§ **Exercise details**
In full and without alteration, give the listing again.

§ **Data supplied**

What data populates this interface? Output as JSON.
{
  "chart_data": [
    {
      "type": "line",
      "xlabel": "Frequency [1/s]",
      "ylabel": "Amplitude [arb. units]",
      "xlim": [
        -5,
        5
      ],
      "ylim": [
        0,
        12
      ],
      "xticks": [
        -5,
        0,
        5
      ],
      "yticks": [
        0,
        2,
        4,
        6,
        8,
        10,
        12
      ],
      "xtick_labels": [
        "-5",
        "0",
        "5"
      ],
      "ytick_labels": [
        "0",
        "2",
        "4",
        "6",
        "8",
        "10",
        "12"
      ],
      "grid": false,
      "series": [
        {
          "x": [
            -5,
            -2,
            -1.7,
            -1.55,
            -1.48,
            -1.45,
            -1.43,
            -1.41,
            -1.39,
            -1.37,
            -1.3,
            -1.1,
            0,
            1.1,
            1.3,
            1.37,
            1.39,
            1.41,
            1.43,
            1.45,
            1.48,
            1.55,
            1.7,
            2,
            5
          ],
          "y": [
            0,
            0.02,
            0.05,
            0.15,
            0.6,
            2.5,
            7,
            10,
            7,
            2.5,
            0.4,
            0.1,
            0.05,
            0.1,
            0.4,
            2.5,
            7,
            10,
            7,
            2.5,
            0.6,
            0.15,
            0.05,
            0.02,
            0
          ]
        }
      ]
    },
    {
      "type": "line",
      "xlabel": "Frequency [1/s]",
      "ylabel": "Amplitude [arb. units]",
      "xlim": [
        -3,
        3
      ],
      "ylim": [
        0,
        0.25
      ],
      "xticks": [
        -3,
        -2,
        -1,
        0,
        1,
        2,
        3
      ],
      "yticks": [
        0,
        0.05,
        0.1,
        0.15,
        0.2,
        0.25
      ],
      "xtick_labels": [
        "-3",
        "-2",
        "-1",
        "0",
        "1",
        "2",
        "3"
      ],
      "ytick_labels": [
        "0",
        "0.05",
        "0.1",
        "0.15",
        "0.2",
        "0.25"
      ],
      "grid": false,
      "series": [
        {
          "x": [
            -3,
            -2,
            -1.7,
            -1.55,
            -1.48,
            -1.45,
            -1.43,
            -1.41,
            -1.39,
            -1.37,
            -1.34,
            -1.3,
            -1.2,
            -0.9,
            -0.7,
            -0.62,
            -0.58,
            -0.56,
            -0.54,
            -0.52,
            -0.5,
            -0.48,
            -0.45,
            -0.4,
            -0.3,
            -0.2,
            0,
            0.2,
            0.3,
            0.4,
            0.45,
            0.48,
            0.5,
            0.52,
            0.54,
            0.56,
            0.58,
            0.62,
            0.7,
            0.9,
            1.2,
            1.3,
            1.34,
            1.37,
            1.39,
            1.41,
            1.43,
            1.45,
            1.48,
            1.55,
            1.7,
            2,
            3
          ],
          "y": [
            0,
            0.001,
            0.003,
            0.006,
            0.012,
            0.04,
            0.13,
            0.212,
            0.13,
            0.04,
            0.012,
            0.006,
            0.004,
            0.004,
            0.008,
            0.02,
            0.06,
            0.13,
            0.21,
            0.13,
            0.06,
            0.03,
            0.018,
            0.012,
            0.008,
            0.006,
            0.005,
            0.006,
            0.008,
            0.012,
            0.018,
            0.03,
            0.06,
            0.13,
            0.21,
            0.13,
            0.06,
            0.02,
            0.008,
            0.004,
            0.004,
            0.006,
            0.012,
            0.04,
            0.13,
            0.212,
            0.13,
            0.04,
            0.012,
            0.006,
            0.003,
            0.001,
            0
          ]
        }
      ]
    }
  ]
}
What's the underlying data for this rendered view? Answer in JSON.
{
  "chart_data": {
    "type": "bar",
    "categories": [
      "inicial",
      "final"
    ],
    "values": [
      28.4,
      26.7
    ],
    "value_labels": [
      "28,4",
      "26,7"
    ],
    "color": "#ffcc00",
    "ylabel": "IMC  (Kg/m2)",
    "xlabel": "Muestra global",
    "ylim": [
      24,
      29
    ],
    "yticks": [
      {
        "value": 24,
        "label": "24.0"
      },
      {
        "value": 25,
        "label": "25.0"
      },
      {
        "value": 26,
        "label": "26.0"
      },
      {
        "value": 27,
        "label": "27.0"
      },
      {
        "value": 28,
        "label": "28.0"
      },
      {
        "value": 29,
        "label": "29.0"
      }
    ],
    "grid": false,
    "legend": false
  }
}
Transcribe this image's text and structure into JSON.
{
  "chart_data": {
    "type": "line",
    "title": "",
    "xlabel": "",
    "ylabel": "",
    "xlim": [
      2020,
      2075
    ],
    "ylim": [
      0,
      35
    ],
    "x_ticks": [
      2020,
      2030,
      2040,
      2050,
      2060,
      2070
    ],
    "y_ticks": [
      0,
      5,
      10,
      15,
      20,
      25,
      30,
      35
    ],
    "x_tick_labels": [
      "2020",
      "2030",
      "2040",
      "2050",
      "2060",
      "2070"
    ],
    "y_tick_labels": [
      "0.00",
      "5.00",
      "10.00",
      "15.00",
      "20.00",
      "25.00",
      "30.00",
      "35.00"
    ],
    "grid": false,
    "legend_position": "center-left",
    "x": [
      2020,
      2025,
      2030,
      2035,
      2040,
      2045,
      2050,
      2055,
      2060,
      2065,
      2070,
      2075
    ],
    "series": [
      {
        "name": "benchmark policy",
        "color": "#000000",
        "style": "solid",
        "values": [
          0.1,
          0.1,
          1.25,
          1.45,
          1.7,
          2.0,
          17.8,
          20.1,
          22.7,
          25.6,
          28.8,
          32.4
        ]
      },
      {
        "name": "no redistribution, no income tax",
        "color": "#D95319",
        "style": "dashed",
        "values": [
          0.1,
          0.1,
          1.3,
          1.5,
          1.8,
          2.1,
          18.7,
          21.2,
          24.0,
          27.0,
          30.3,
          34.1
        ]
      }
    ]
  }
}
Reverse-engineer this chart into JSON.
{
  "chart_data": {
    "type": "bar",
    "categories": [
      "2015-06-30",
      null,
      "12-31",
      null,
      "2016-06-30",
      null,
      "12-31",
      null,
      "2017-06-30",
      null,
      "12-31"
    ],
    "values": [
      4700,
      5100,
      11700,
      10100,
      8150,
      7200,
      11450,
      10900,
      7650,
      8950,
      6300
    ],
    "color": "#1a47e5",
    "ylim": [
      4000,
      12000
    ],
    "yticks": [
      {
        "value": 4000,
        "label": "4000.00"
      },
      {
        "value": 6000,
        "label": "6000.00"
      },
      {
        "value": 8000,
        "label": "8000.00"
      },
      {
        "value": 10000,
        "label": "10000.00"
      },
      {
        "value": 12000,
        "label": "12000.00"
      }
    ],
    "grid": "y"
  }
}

§ **Finished exercise**
What data populates this interface? Output as JSON.
{
  "chart_data": [
    {
      "type": "line",
      "xlabel": "Frequency [1/s]",
      "ylabel": "Amplitude [arb. units]",
      "xlim": [
        -5,
        5
      ],
      "ylim": [
        0,
        12
      ],
      "xticks": [
        -5,
        0,
        5
      ],
      "yticks": [
        0,
        2,
        4,
        6,
        8,
        10,
        12
      ],
      "xtick_labels": [
        "-5",
        "0",
        "5"
      ],
      "ytick_labels": [
        "0",
        "2",
        "4",
        "6",
        "8",
        "10",
        "12"
      ],
      "grid": false,
      "series": [
        {
          "x": [
            -5,
            -2,
            -1.7,
            -1.55,
            -1.48,
            -1.45,
            -1.43,
            -1.41,
            -1.39,
            -1.37,
            -1.3,
            -1.1,
            0,
            1.1,
            1.3,
            1.37,
            1.39,
            1.41,
            1.43,
            1.45,
            1.48,
            1.55,
            1.7,
            2,
            5
          ],
          "y": [
            0,
            0.02,
            0.05,
            0.15,
            0.6,
            2.5,
            7,
            10,
            7,
            2.5,
            0.4,
            0.1,
            0.05,
            0.1,
            0.4,
            2.5,
            7,
            10,
            7,
            2.5,
            0.6,
            0.15,
            0.05,
            0.02,
            0
          ]
        }
      ]
    },
    {
      "type": "line",
      "xlabel": "Frequency [1/s]",
      "ylabel": "Amplitude [arb. units]",
      "xlim": [
        -3,
        3
      ],
      "ylim": [
        0,
        0.25
      ],
      "xticks": [
        -3,
        -2,
        -1,
        0,
        1,
        2,
        3
      ],
      "yticks": [
        0,
        0.05,
        0.1,
        0.15,
        0.2,
        0.25
      ],
      "xtick_labels": [
        "-3",
        "-2",
        "-1",
        "0",
        "1",
        "2",
        "3"
      ],
      "ytick_labels": [
        "0",
        "0.05",
        "0.1",
        "0.15",
        "0.2",
        "0.25"
      ],
      "grid": false,
      "series": [
        {
          "x": [
            -3,
            -2,
            -1.7,
            -1.55,
            -1.48,
            -1.45,
            -1.43,
            -1.41,
            -1.39,
            -1.37,
            -1.34,
            -1.3,
            -1.2,
            -0.9,
            -0.7,
            -0.62,
            -0.58,
            -0.56,
            -0.54,
            -0.52,
            -0.5,
            -0.48,
            -0.45,
            -0.4,
            -0.3,
            -0.2,
            0,
            0.2,
            0.3,
            0.4,
            0.45,
            0.48,
            0.5,
            0.52,
            0.54,
            0.56,
            0.58,
            0.62,
            0.7,
            0.9,
            1.2,
            1.3,
            1.34,
            1.37,
            1.39,
            1.41,
            1.43,
            1.45,
            1.48,
            1.55,
            1.7,
            2,
            3
          ],
          "y": [
            0,
            0.001,
            0.003,
            0.006,
            0.012,
            0.04,
            0.13,
            0.212,
            0.13,
            0.04,
            0.012,
            0.006,
            0.004,
            0.004,
            0.008,
            0.02,
            0.06,
            0.13,
            0.21,
            0.13,
            0.06,
            0.03,
            0.018,
            0.012,
            0.008,
            0.006,
            0.005,
            0.006,
            0.008,
            0.012,
            0.018,
            0.03,
            0.06,
            0.13,
            0.21,
            0.13,
            0.06,
            0.02,
            0.008,
            0.004,
            0.004,
            0.006,
            0.012,
            0.04,
            0.13,
            0.212,
            0.13,
            0.04,
            0.012,
            0.006,
            0.003,
            0.001,
            0
          ]
        }
      ]
    }
  ]
}
What's the underlying data for this rendered view? Answer in JSON.
{
  "chart_data": {
    "type": "bar",
    "categories": [
      "inicial",
      "final"
    ],
    "values": [
      28.4,
      26.7
    ],
    "value_labels": [
      "28,4",
      "26,7"
    ],
    "color": "#ffcc00",
    "ylabel": "IMC  (Kg/m2)",
    "xlabel": "Muestra global",
    "ylim": [
      24,
      29
    ],
    "yticks": [
      {
        "value": 24,
        "label": "24.0"
      },
      {
        "value": 25,
        "label": "25.0"
      },
      {
        "value": 26,
        "label": "26.0"
      },
      {
        "value": 27,
        "label": "27.0"
      },
      {
        "value": 28,
        "label": "28.0"
      },
      {
        "value": 29,
        "label": "29.0"
      }
    ],
    "grid": false,
    "legend": false
  }
}
Transcribe this image's text and structure into JSON.
{
  "chart_data": {
    "type": "line",
    "title": "",
    "xlabel": "",
    "ylabel": "",
    "xlim": [
      2020,
      2075
    ],
    "ylim": [
      0,
      35
    ],
    "x_ticks": [
      2020,
      2030,
      2040,
      2050,
      2060,
      2070
    ],
    "y_ticks": [
      0,
      5,
      10,
      15,
      20,
      25,
      30,
      35
    ],
    "x_tick_labels": [
      "2020",
      "2030",
      "2040",
      "2050",
      "2060",
      "2070"
    ],
    "y_tick_labels": [
      "0.00",
      "5.00",
      "10.00",
      "15.00",
      "20.00",
      "25.00",
      "30.00",
      "35.00"
    ],
    "grid": false,
    "legend_position": "center-left",
    "x": [
      2020,
      2025,
      2030,
      2035,
      2040,
      2045,
      2050,
      2055,
      2060,
      2065,
      2070,
      2075
    ],
    "series": [
      {
        "name": "benchmark policy",
        "color": "#000000",
        "style": "solid",
        "values": [
          0.1,
          0.1,
          1.25,
          1.45,
          1.7,
          2.0,
          17.8,
          20.1,
          22.7,
          25.6,
          28.8,
          32.4
        ]
      },
      {
        "name": "no redistribution, no income tax",
        "color": "#D95319",
        "style": "dashed",
        "values": [
          0.1,
          0.1,
          1.3,
          1.5,
          1.8,
          2.1,
          18.7,
          21.2,
          24.0,
          27.0,
          30.3,
          34.1
        ]
      }
    ]
  }
}
Reverse-engineer this chart into JSON.
{
  "chart_data": {
    "type": "bar",
    "categories": [
      "2015-06-30",
      null,
      "12-31",
      null,
      "2016-06-30",
      null,
      "12-31",
      null,
      "2017-06-30",
      null,
      "12-31"
    ],
    "values": [
      4700,
      5100,
      11700,
      10100,
      8150,
      7200,
      11450,
      10900,
      7650,
      8950,
      6300
    ],
    "color": "#1a47e5",
    "ylim": [
      4000,
      12000
    ],
    "yticks": [
      {
        "value": 4000,
        "label": "4000.00"
      },
      {
        "value": 6000,
        "label": "6000.00"
      },
      {
        "value": 8000,
        "label": "8000.00"
      },
      {
        "value": 10000,
        "label": "10000.00"
      },
      {
        "value": 12000,
        "label": "12000.00"
      }
    ],
    "grid": "y"
  }
}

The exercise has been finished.